*Records excerpted from a collection*
+++

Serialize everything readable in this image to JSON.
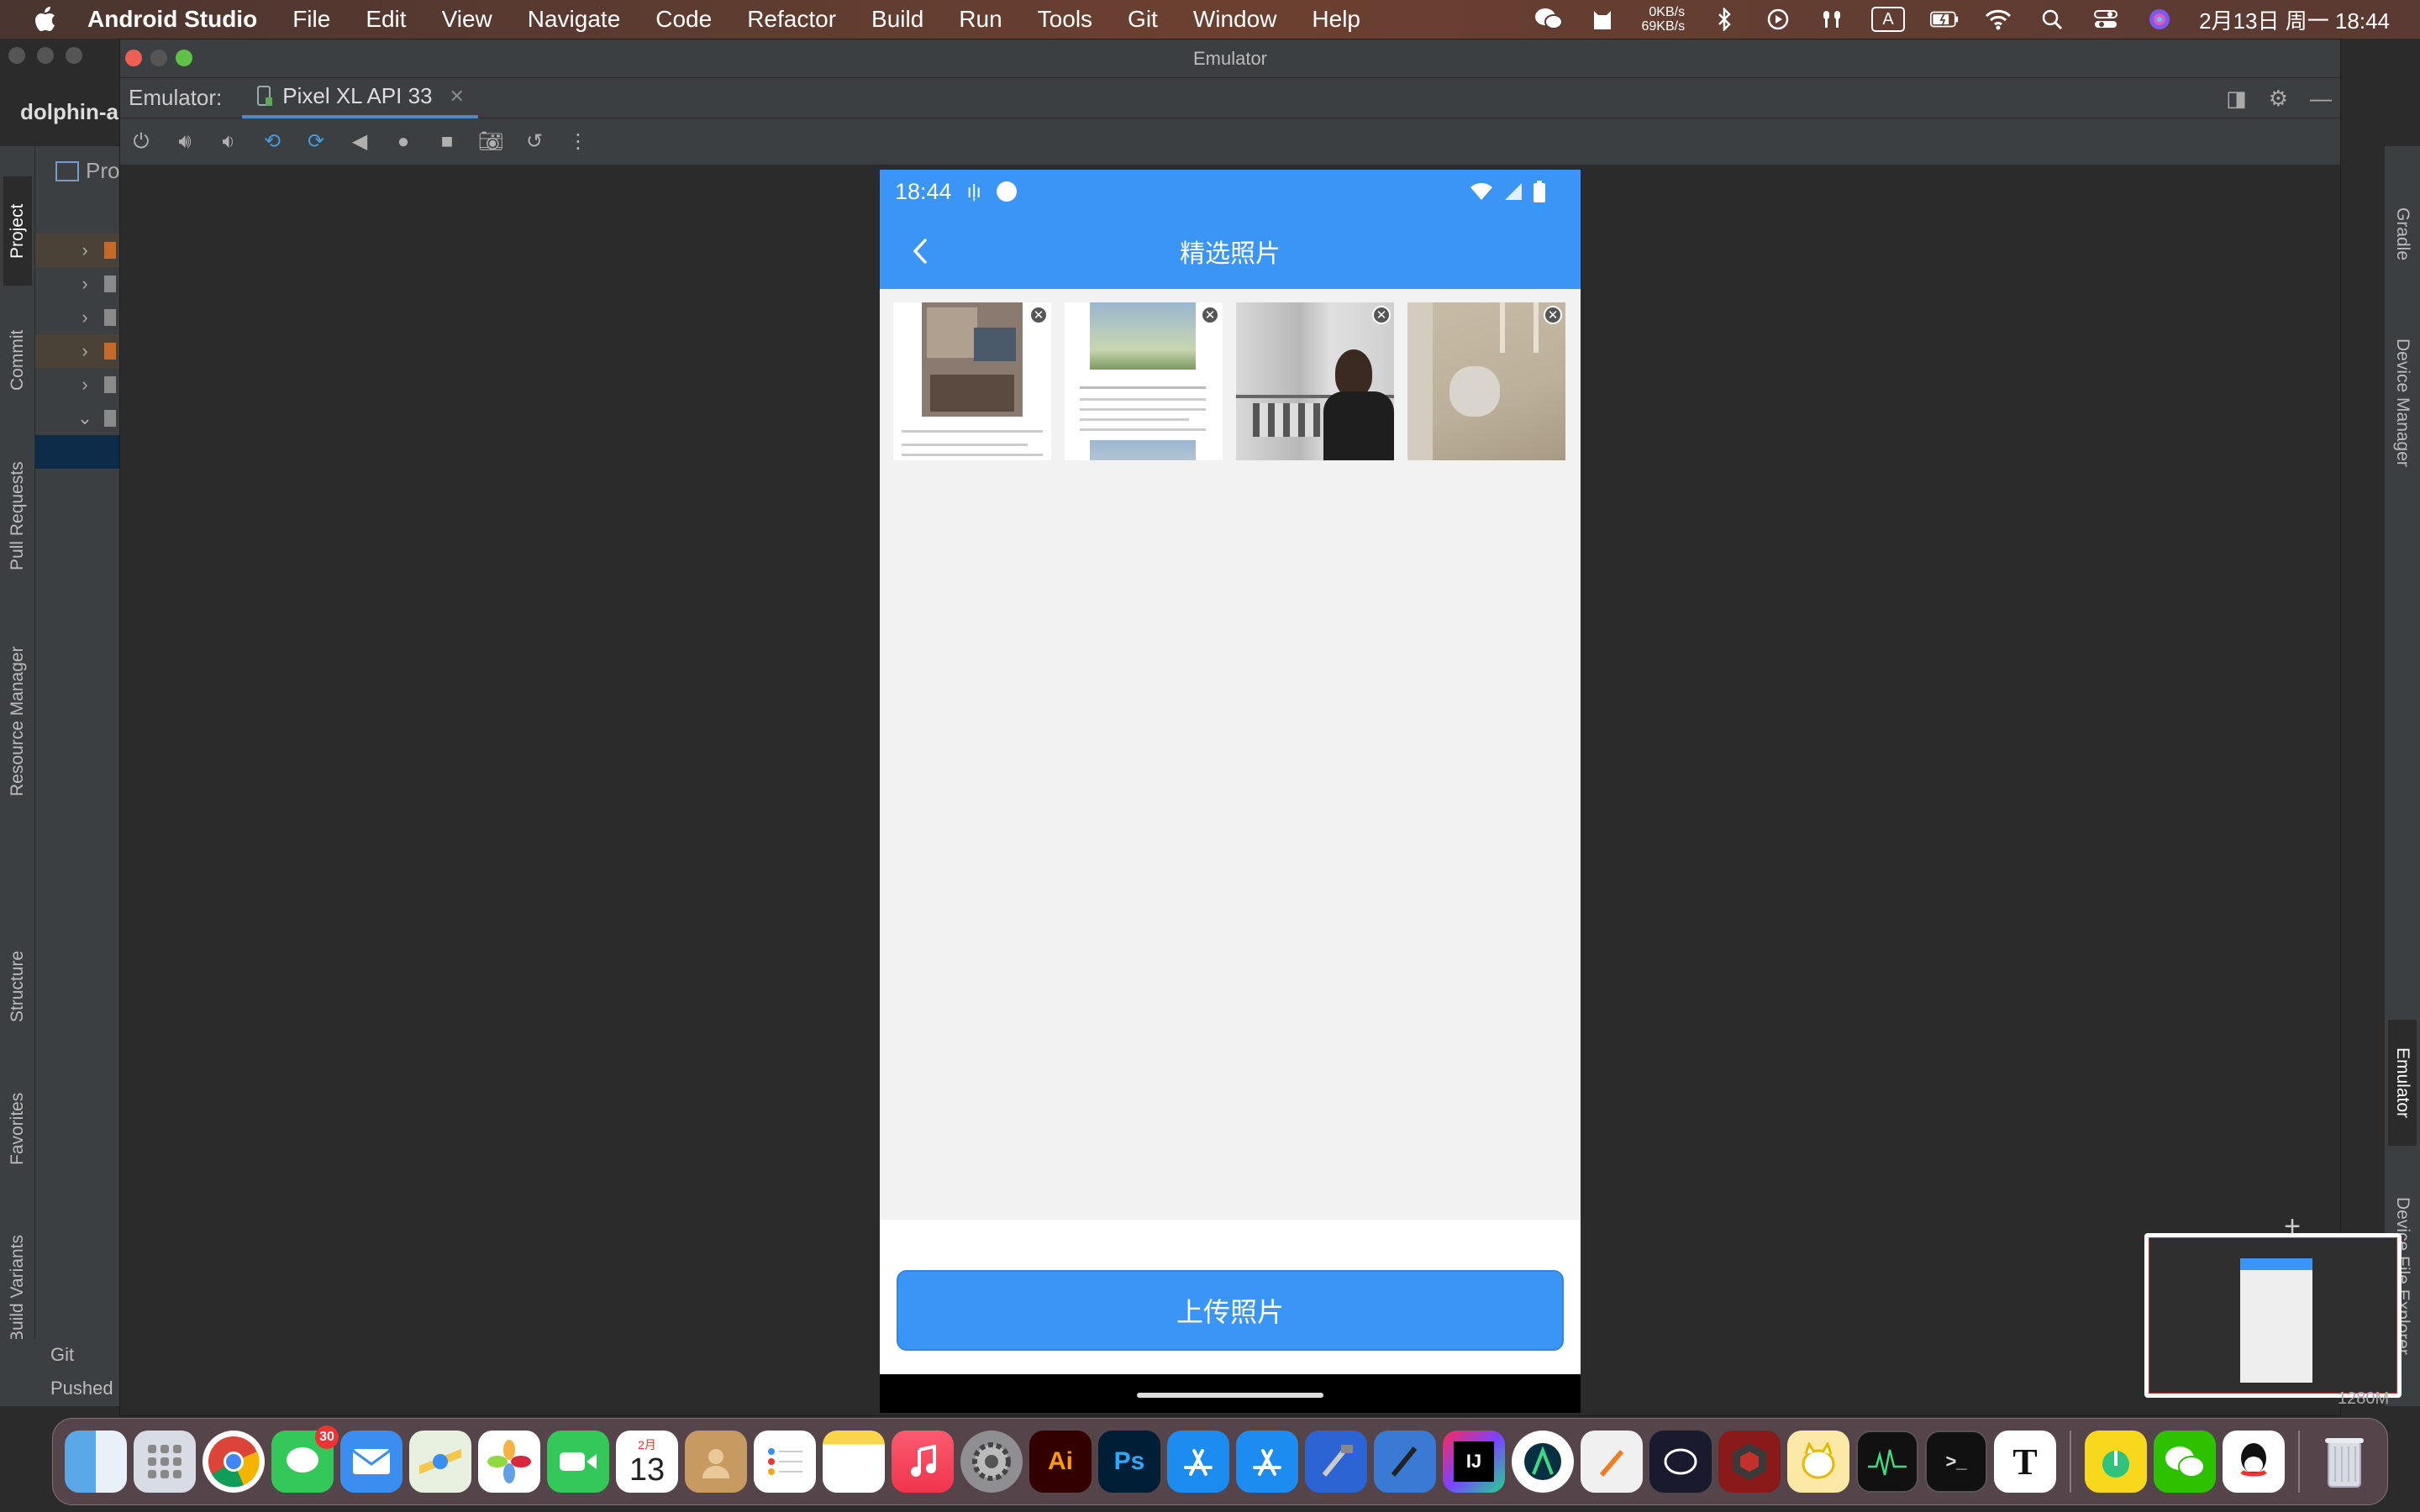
{
  "menubar": {
    "app_name": "Android Studio",
    "items": [
      "File",
      "Edit",
      "View",
      "Navigate",
      "Code",
      "Refactor",
      "Build",
      "Run",
      "Tools",
      "Git",
      "Window",
      "Help"
    ],
    "net_up": "0KB/s",
    "net_down": "69KB/s",
    "ime": "A",
    "datetime": "2月13日 周一  18:44"
  },
  "ide": {
    "project_name": "dolphin-a",
    "project_panel_title": "Pro",
    "left_tabs": [
      "Project",
      "Commit",
      "Pull Requests",
      "Resource Manager",
      "Structure",
      "Favorites",
      "Build Variants"
    ],
    "right_tabs": [
      "Gradle",
      "Device Manager",
      "Emulator",
      "Device File Explorer"
    ],
    "git_label": "Git",
    "status_text": "Pushed",
    "memory": "1280M"
  },
  "emulator": {
    "window_title": "Emulator",
    "label": "Emulator:",
    "device_tab": "Pixel XL API 33"
  },
  "phone": {
    "time": "18:44",
    "title": "精选照片",
    "upload_button": "上传照片",
    "photos": [
      {
        "name": "article-screenshot-1"
      },
      {
        "name": "article-screenshot-2"
      },
      {
        "name": "man-portrait"
      },
      {
        "name": "cat-on-floor"
      }
    ]
  },
  "dock": {
    "messages_badge": "30",
    "calendar_month": "2月",
    "calendar_day": "13"
  },
  "colors": {
    "accent": "#3b95f7",
    "ide_bg": "#2b2b2b",
    "panel_bg": "#3c3f41"
  }
}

+++

*Required task*
Repeat the records above exactly, leaving out any pictures they contain.

*Task response*
Serialize everything readable in this image to JSON.
{
  "menubar": {
    "app_name": "Android Studio",
    "items": [
      "File",
      "Edit",
      "View",
      "Navigate",
      "Code",
      "Refactor",
      "Build",
      "Run",
      "Tools",
      "Git",
      "Window",
      "Help"
    ],
    "net_up": "0KB/s",
    "net_down": "69KB/s",
    "ime": "A",
    "datetime": "2月13日 周一  18:44"
  },
  "ide": {
    "project_name": "dolphin-a",
    "project_panel_title": "Pro",
    "left_tabs": [
      "Project",
      "Commit",
      "Pull Requests",
      "Resource Manager",
      "Structure",
      "Favorites",
      "Build Variants"
    ],
    "right_tabs": [
      "Gradle",
      "Device Manager",
      "Emulator",
      "Device File Explorer"
    ],
    "git_label": "Git",
    "status_text": "Pushed",
    "memory": "1280M"
  },
  "emulator": {
    "window_title": "Emulator",
    "label": "Emulator:",
    "device_tab": "Pixel XL API 33"
  },
  "phone": {
    "time": "18:44",
    "title": "精选照片",
    "upload_button": "上传照片",
    "photos": [
      {
        "name": "article-screenshot-1"
      },
      {
        "name": "article-screenshot-2"
      },
      {
        "name": "man-portrait"
      },
      {
        "name": "cat-on-floor"
      }
    ]
  },
  "dock": {
    "messages_badge": "30",
    "calendar_month": "2月",
    "calendar_day": "13"
  },
  "colors": {
    "accent": "#3b95f7",
    "ide_bg": "#2b2b2b",
    "panel_bg": "#3c3f41"
  }
}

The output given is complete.